Task requirements:
A) Duplicate the part of the article on the candidates' education positions between "When Mr. Bush" and "Aug. 11, 2004.)", inclusive.
B) In the article on the candidates' education positions, why does Mr. Bush say it makes no sense to weaken the accountability standards? Explain in one to three sentences.

When Mr. Bush seeks to set himself apart on school issues, he invokes the No Child Left Behind Act.
“[Sen. Kerry] supported No Child Left Behind,” Mr. Bush said during a Sept. 22 rally in King of Prussia, Pa. “Then, of course, he gets in a tough campaign and starts talking about weakening the accountability standards. That makes no sense to weaken something that’s working.”
Mr. Kerry strongly praised the legislation when it passed in 2001. But in the primaries, he attacked it as a “one size fits all” approach, echoing a refrain of the National Education Association, the nation’s largest teachers’ union.
In recent months, Mr. Kerry, who has been endorsed by both the NEA and the American Federation of Teachers, appears to have backed off that rhetoric. (“Departing From Primary-Season Rhetoric, Kerry Softens Criticism Of ‘No Child’ Law,” Aug. 11, 2004.)
One mystery is exactly how—besides vowing to spend more—the Democratic candidate would handle the No Child Left Behind law differently if elected. While earlier in the campaign, his Web site listed plans to rewrite the law’s core language for measuring progress in schools, Sen. Kerry is much vaguer these days beyond suggesting a few administrative adjustments, such as applying retroactively some recent flexibility in federal rules announced by the Department of Education.
The senator “is committed to making the act work better,” which would include common-sense steps that accurately measure whether schools are succeeding, said Robert Gordon, the Kerry campaign’s domestic-policy director. Sen. Kerry “might” pursue legislative fixes, Mr. Gordon said, but the campaign official offered no details.
“We know [Sen. Kerry] voted for No Child Left Behind,” said Sandy Kress, the president’s former top education adviser. “We know he’s been critical within the last year of No Child Left Behind. … But there’s precious little to see what he would do.”
“I don’t think you’re going to see radical changes to the law under either administration,” said Andrew J. Rotherham, the director of education policy at the Progressive Policy Institute, a Washington think tank affiliated with the Democratic Leadership Council, who has been informally advising the Kerry campaign. “You will see changes to the law. It needs changes.”
He disputed the idea that Mr. Kerry would weaken the law, saying the “greater risk is that Bush won’t do enough” to make it work.
When Sen. Kerry contrasts himself with President Bush on education, he often turns to the budget. He argues that Mr. Bush hasn’t pursued adequate money for key programs, especially those in the No Child Left Behind Act.
“As president, I will set a new direction,” Mr. Kerry said on Oct. 3 in Cleveland. “We know the answer to closing the achievement gap is both higher expectations and greater resources. You cannot promise to leave no child behind and then leave the money behind.”
He wants to create an education trust fund to pony up an extra $200 billion in federal aid over 10 years for No Child Left Behind Act programs and other priorities. To pay for his plans, Sen. Kerry pledges to undo recent tax cuts for those earning more than $200,000 a year.

Supplied material:

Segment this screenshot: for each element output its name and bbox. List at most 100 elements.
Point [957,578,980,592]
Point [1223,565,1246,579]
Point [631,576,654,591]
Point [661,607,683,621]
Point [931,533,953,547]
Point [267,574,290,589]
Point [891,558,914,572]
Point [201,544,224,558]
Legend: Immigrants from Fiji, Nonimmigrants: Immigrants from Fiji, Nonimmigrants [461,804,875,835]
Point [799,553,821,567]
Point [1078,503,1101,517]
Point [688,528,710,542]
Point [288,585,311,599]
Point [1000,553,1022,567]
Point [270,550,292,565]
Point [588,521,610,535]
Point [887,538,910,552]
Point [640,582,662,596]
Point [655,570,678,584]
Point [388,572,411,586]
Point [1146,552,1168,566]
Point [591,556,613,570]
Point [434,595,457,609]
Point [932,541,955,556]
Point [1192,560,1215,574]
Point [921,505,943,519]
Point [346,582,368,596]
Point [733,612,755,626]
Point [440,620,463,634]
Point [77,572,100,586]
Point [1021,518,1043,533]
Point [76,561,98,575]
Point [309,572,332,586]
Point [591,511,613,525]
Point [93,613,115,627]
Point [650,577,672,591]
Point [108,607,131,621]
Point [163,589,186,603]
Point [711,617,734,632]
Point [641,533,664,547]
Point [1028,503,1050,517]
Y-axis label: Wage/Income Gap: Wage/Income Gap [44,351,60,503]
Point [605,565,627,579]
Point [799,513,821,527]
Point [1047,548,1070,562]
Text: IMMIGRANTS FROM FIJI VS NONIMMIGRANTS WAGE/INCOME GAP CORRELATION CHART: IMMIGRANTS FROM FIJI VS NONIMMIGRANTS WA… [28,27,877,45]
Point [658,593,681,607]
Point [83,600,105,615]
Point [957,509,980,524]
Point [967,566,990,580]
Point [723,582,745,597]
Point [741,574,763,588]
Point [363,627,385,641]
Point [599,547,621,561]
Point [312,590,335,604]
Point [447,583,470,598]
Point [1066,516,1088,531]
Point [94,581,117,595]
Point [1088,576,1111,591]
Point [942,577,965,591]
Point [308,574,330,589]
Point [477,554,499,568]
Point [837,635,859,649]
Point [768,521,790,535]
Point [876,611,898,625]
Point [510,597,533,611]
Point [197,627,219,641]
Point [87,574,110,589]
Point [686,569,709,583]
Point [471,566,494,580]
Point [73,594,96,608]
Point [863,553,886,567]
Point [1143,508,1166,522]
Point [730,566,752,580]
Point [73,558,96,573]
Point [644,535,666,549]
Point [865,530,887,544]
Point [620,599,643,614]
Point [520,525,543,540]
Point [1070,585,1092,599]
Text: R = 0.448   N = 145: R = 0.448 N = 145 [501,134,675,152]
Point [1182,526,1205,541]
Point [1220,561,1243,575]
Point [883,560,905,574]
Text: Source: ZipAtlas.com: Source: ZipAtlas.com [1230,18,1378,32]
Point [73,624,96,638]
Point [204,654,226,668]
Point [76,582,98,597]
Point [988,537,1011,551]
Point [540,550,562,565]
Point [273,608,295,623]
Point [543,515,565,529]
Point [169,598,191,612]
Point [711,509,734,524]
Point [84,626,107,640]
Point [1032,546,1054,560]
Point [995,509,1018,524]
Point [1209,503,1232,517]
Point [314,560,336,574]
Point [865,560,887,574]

---

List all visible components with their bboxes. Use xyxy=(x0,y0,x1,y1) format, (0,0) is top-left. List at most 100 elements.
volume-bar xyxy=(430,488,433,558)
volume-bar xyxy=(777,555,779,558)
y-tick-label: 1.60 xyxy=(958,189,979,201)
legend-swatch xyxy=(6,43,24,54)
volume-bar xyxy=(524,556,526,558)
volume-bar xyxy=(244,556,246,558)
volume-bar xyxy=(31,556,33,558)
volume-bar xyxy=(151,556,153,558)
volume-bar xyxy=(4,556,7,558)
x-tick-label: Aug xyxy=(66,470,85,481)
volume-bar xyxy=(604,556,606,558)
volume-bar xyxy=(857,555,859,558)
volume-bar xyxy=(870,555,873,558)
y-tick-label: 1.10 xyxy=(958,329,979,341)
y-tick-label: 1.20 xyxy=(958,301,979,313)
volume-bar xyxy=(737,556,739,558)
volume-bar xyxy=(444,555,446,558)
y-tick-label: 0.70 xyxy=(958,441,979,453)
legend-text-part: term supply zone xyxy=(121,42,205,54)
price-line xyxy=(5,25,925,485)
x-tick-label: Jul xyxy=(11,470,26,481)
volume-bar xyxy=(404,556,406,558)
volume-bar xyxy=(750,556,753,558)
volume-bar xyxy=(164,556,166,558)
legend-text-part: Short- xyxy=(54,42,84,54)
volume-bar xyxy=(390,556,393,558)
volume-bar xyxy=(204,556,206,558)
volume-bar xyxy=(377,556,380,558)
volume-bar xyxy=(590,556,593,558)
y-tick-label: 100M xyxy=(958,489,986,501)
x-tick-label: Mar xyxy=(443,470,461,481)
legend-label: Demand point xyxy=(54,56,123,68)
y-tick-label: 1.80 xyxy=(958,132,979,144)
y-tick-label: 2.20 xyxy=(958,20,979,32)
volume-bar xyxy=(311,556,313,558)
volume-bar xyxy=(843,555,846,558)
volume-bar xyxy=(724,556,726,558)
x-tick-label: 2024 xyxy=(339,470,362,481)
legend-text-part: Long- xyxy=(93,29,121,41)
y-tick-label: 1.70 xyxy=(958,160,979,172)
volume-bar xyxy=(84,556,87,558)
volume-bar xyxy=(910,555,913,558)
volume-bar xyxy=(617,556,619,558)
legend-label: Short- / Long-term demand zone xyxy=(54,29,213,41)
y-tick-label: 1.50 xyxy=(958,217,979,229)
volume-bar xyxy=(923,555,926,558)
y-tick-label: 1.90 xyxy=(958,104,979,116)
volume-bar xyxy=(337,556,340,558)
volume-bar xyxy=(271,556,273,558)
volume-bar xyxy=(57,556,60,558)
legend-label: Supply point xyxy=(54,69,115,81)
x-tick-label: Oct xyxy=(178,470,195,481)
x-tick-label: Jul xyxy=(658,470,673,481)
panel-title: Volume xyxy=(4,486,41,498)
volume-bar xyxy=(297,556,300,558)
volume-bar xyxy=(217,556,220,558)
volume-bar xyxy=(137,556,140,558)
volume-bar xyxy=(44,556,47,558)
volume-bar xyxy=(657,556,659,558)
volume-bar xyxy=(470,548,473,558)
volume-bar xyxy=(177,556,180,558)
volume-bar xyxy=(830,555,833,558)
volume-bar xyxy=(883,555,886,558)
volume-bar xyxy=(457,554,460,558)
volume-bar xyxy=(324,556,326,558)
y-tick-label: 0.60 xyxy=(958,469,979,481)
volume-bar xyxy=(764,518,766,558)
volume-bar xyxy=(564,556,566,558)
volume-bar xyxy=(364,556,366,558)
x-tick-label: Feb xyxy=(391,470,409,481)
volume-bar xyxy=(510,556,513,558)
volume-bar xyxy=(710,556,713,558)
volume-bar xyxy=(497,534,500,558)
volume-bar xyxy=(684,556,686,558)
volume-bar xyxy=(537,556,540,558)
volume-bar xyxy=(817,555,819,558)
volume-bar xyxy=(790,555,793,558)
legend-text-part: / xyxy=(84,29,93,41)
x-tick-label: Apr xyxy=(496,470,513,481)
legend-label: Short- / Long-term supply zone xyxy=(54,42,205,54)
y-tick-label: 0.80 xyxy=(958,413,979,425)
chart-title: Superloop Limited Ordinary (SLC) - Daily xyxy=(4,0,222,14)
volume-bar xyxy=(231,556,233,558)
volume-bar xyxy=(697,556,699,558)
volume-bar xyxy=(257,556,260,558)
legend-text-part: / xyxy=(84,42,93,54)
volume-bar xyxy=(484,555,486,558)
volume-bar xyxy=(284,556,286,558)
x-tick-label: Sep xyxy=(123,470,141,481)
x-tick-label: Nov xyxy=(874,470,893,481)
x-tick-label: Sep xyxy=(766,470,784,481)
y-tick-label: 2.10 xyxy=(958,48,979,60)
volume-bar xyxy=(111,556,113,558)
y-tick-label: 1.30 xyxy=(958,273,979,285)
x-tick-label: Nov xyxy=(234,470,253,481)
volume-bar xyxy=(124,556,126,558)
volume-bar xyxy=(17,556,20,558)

Full solutions:
A)
When Mr. Bush seeks to set himself apart on school issues, he invokes the No Child Left Behind Act.
“[Sen. Kerry] supported No Child Left Behind,” Mr. Bush said during a Sept. 22 rally in King of Prussia, Pa. “Then, of course, he gets in a tough campaign and starts talking about weakening the accountability standards. That makes no sense to weaken something that’s working.”
Mr. Kerry strongly praised the legislation when it passed in 2001. But in the primaries, he attacked it as a “one size fits all” approach, echoing a refrain of the National Education Association, the nation’s largest teachers’ union.
In recent months, Mr. Kerry, who has been endorsed by both the NEA and the American Federation of Teachers, appears to have backed off that rhetoric. (“Departing From Primary-Season Rhetoric, Kerry Softens Criticism Of ‘No Child’ Law,” Aug. 11, 2004.)

B) Mr. Bush says weakening the accountability standards makes no sense because the No Child Left Behind law is something that's working. He raises this against Sen. Kerry, who supported the law but began talking about weakening those standards during a tough campaign.